--- Recorded data ---

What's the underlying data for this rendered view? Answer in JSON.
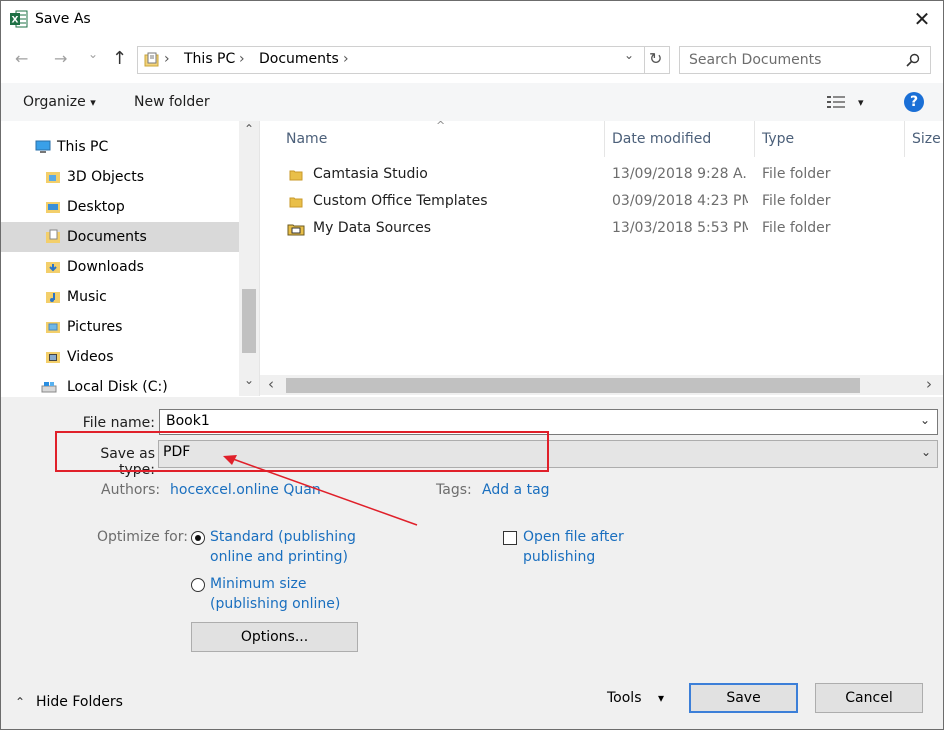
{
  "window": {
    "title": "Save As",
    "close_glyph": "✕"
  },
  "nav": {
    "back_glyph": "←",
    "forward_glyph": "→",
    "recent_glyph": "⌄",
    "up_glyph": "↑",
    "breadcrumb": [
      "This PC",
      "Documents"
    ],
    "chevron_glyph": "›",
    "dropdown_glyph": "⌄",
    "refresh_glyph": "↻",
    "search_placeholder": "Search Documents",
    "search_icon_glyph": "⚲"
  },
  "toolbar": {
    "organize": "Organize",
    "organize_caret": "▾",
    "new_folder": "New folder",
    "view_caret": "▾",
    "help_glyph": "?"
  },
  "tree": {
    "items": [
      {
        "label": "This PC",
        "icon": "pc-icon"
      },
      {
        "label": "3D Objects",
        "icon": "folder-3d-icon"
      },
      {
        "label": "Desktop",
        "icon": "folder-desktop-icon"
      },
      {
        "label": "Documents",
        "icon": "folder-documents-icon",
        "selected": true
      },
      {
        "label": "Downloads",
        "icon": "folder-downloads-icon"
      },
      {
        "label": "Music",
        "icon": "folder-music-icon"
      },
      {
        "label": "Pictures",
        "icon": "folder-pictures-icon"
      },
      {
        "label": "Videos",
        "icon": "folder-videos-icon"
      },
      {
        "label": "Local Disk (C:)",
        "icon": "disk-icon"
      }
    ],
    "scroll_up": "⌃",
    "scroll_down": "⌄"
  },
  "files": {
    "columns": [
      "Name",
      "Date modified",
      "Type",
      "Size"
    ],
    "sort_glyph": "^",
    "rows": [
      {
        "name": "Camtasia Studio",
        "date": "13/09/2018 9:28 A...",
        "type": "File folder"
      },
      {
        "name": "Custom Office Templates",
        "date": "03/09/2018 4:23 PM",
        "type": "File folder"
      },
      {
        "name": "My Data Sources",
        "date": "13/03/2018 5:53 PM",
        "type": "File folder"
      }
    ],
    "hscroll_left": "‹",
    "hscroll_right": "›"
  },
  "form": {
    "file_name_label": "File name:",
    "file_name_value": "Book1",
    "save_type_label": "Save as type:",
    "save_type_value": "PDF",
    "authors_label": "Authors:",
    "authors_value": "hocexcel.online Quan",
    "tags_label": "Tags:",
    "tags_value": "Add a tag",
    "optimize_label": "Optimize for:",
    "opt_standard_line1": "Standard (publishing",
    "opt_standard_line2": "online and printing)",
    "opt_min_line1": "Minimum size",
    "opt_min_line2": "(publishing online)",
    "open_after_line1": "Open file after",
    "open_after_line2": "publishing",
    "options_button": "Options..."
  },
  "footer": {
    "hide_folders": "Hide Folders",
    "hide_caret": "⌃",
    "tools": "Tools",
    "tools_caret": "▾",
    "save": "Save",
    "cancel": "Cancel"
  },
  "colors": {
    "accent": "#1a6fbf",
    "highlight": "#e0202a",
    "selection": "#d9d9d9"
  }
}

---

Reproduce each line of the entries in which the word "publishing" is found.

    "opt_standard_line1": "Standard (publishing",
    "opt_min_line2": "(publishing online)",
    "open_after_line2": "publishing",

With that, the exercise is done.